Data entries
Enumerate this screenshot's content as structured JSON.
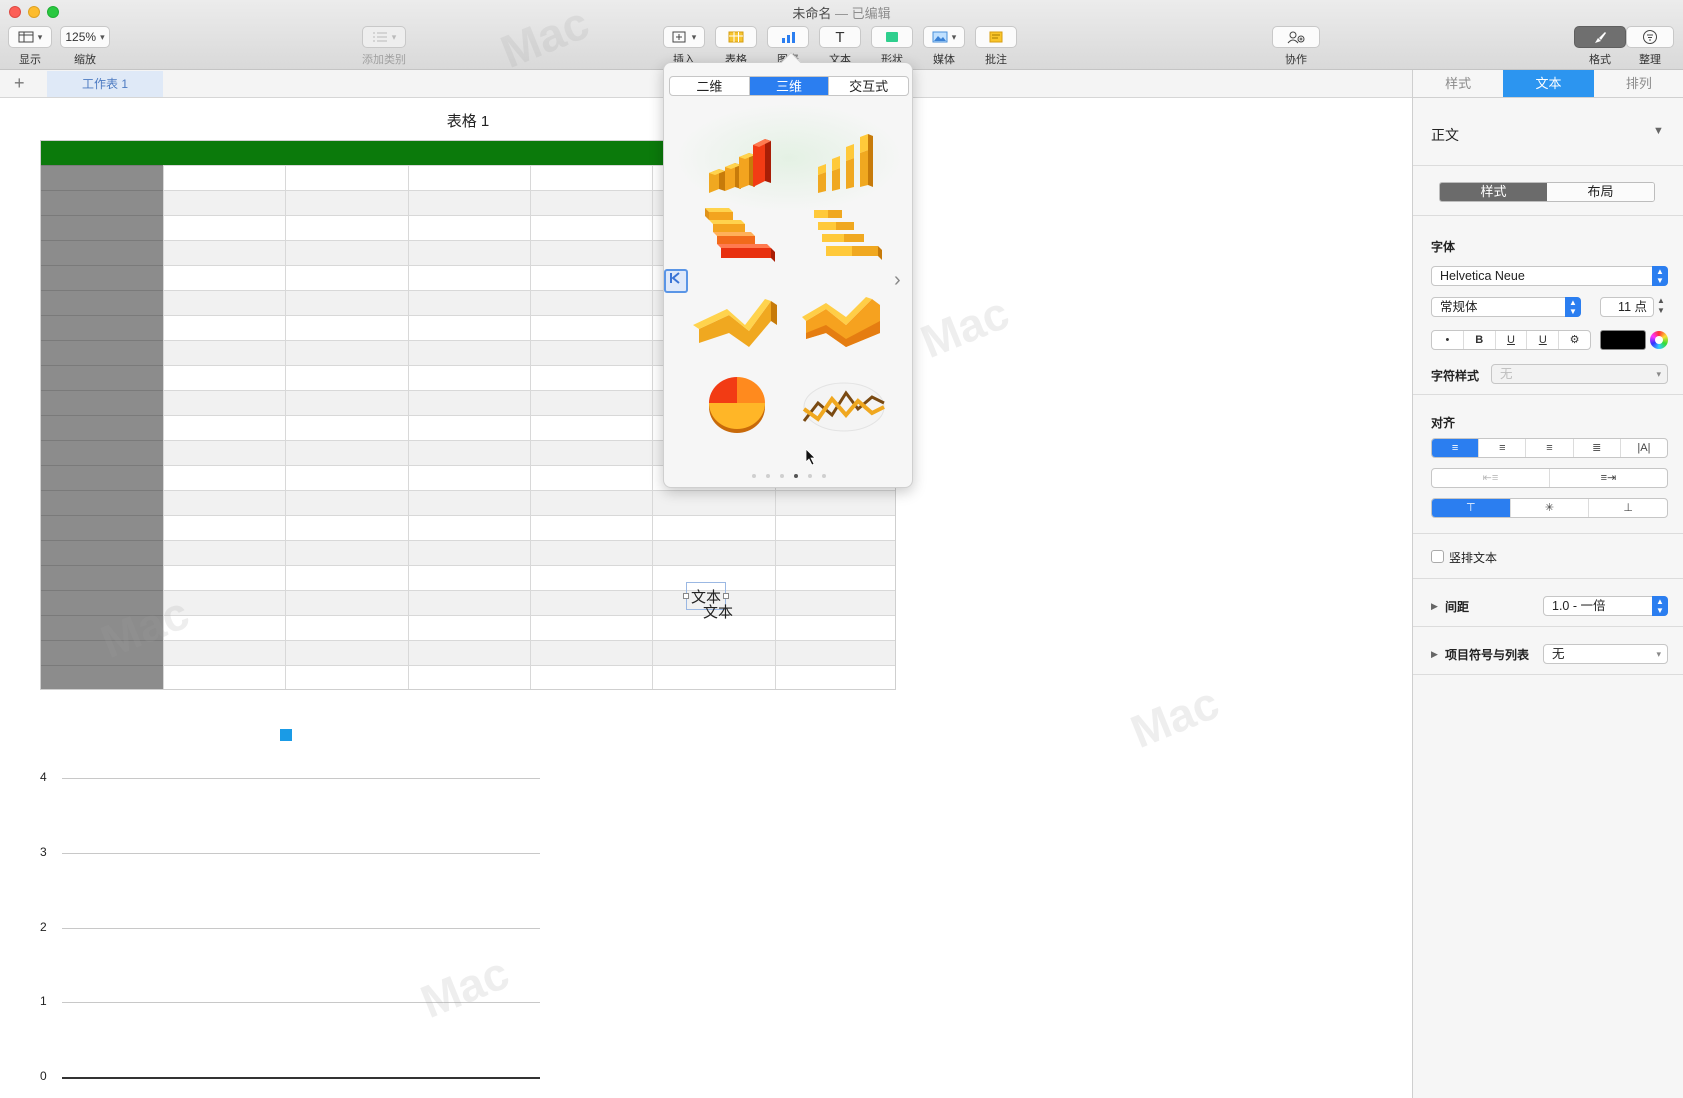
{
  "window": {
    "title": "未命名",
    "title_sep": " — ",
    "status": "已编辑"
  },
  "toolbar": {
    "view_label": "显示",
    "zoom_value": "125%",
    "zoom_label": "缩放",
    "add_category_label": "添加类别",
    "insert_label": "插入",
    "table_label": "表格",
    "chart_label": "图表",
    "text_label": "文本",
    "text_icon": "T",
    "shape_label": "形状",
    "media_label": "媒体",
    "comment_label": "批注",
    "collaborate_label": "协作",
    "format_label": "格式",
    "organize_label": "整理"
  },
  "sheet_tabs": {
    "add": "+",
    "active": "工作表 1"
  },
  "table": {
    "title": "表格 1",
    "header_color": "#0b7a0b",
    "row_header_color": "#8c8c8c",
    "text_box": "文本",
    "text_overlap": "文本"
  },
  "chart_data": {
    "type": "bar",
    "legend_color": "#1a9be6",
    "yticks": [
      "0",
      "1",
      "2",
      "3",
      "4"
    ],
    "ylim": [
      0,
      4
    ],
    "grid": true,
    "series": []
  },
  "chart_popover": {
    "tabs": [
      "二维",
      "三维",
      "交互式"
    ],
    "active_tab": "三维",
    "thumbnails": [
      "3d-column-chart-icon",
      "3d-stacked-column-chart-icon",
      "3d-bar-chart-icon",
      "3d-stacked-bar-chart-icon",
      "3d-area-chart-icon",
      "3d-stacked-area-chart-icon",
      "3d-pie-chart-icon",
      "3d-line-chart-icon"
    ],
    "page_count": 6,
    "current_page": 4,
    "next_arrow": "›"
  },
  "inspector": {
    "tabs": [
      "样式",
      "文本",
      "排列"
    ],
    "active_tab": "文本",
    "paragraph_style": "正文",
    "sub_tabs": [
      "样式",
      "布局"
    ],
    "active_sub_tab": "样式",
    "font_section": "字体",
    "font_family": "Helvetica Neue",
    "font_style": "常规体",
    "font_size": "11 点",
    "format_buttons": [
      "•",
      "B",
      "U",
      "U",
      "⚙"
    ],
    "text_color": "#000000",
    "char_style_label": "字符样式",
    "char_style_value": "无",
    "align_section": "对齐",
    "vertical_text_label": "竖排文本",
    "spacing_label": "间距",
    "spacing_value": "1.0 - 一倍",
    "bullets_label": "项目符号与列表",
    "bullets_value": "无"
  }
}
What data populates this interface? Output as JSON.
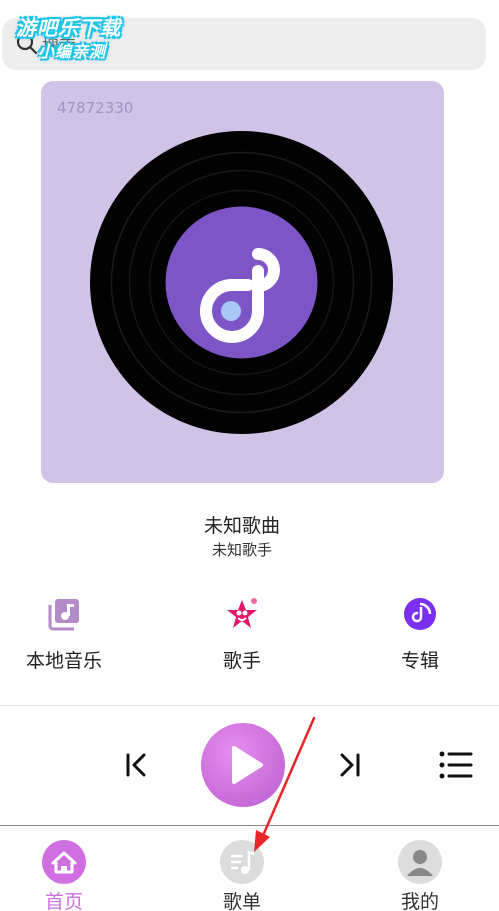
{
  "search": {
    "placeholder": "搜索"
  },
  "watermark": {
    "line1": "游吧乐下载",
    "line2": "小编亲测"
  },
  "cover": {
    "id_text": "47872330"
  },
  "now_playing": {
    "title": "未知歌曲",
    "artist": "未知歌手"
  },
  "categories": [
    {
      "label": "本地音乐",
      "icon": "local-music-icon",
      "color": "#b48ac9"
    },
    {
      "label": "歌手",
      "icon": "singer-star-icon",
      "color": "#e2196a"
    },
    {
      "label": "专辑",
      "icon": "album-disc-icon",
      "color": "#7b2ff0"
    }
  ],
  "player": {
    "play_color": "#cf74e0"
  },
  "tabs": [
    {
      "label": "首页",
      "icon": "home-icon",
      "active": true,
      "color": "#cf6fe2"
    },
    {
      "label": "歌单",
      "icon": "playlist-note-icon",
      "active": false,
      "color": "#333333"
    },
    {
      "label": "我的",
      "icon": "user-avatar-icon",
      "active": false,
      "color": "#333333"
    }
  ],
  "annotation": {
    "color": "#e8262a"
  }
}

WHAT YOU HAVE TO DO:
Word for word, quote the full listing, omitting every picture.

THE RESPONSE:
Enumerate this screenshot's content as structured JSON.
{
  "window": {
    "title": "未命名",
    "title_sep": " — ",
    "status": "已编辑"
  },
  "toolbar": {
    "view_label": "显示",
    "zoom_value": "125%",
    "zoom_label": "缩放",
    "add_category_label": "添加类别",
    "insert_label": "插入",
    "table_label": "表格",
    "chart_label": "图表",
    "text_label": "文本",
    "text_icon": "T",
    "shape_label": "形状",
    "media_label": "媒体",
    "comment_label": "批注",
    "collaborate_label": "协作",
    "format_label": "格式",
    "organize_label": "整理"
  },
  "sheet_tabs": {
    "add": "+",
    "active": "工作表 1"
  },
  "table": {
    "title": "表格 1",
    "header_color": "#0b7a0b",
    "row_header_color": "#8c8c8c",
    "text_box": "文本",
    "text_overlap": "文本"
  },
  "chart_data": {
    "type": "bar",
    "legend_color": "#1a9be6",
    "yticks": [
      "0",
      "1",
      "2",
      "3",
      "4"
    ],
    "ylim": [
      0,
      4
    ],
    "grid": true,
    "series": []
  },
  "chart_popover": {
    "tabs": [
      "二维",
      "三维",
      "交互式"
    ],
    "active_tab": "三维",
    "thumbnails": [
      "3d-column-chart-icon",
      "3d-stacked-column-chart-icon",
      "3d-bar-chart-icon",
      "3d-stacked-bar-chart-icon",
      "3d-area-chart-icon",
      "3d-stacked-area-chart-icon",
      "3d-pie-chart-icon",
      "3d-line-chart-icon"
    ],
    "page_count": 6,
    "current_page": 4,
    "next_arrow": "›"
  },
  "inspector": {
    "tabs": [
      "样式",
      "文本",
      "排列"
    ],
    "active_tab": "文本",
    "paragraph_style": "正文",
    "sub_tabs": [
      "样式",
      "布局"
    ],
    "active_sub_tab": "样式",
    "font_section": "字体",
    "font_family": "Helvetica Neue",
    "font_style": "常规体",
    "font_size": "11 点",
    "format_buttons": [
      "•",
      "B",
      "U",
      "U",
      "⚙"
    ],
    "text_color": "#000000",
    "char_style_label": "字符样式",
    "char_style_value": "无",
    "align_section": "对齐",
    "vertical_text_label": "竖排文本",
    "spacing_label": "间距",
    "spacing_value": "1.0 - 一倍",
    "bullets_label": "项目符号与列表",
    "bullets_value": "无"
  }
}
What data populates this interface? Output as JSON.
{
  "search": {
    "placeholder": "搜索"
  },
  "watermark": {
    "line1": "游吧乐下载",
    "line2": "小编亲测"
  },
  "cover": {
    "id_text": "47872330"
  },
  "now_playing": {
    "title": "未知歌曲",
    "artist": "未知歌手"
  },
  "categories": [
    {
      "label": "本地音乐",
      "icon": "local-music-icon",
      "color": "#b48ac9"
    },
    {
      "label": "歌手",
      "icon": "singer-star-icon",
      "color": "#e2196a"
    },
    {
      "label": "专辑",
      "icon": "album-disc-icon",
      "color": "#7b2ff0"
    }
  ],
  "player": {
    "play_color": "#cf74e0"
  },
  "tabs": [
    {
      "label": "首页",
      "icon": "home-icon",
      "active": true,
      "color": "#cf6fe2"
    },
    {
      "label": "歌单",
      "icon": "playlist-note-icon",
      "active": false,
      "color": "#333333"
    },
    {
      "label": "我的",
      "icon": "user-avatar-icon",
      "active": false,
      "color": "#333333"
    }
  ],
  "annotation": {
    "color": "#e8262a"
  }
}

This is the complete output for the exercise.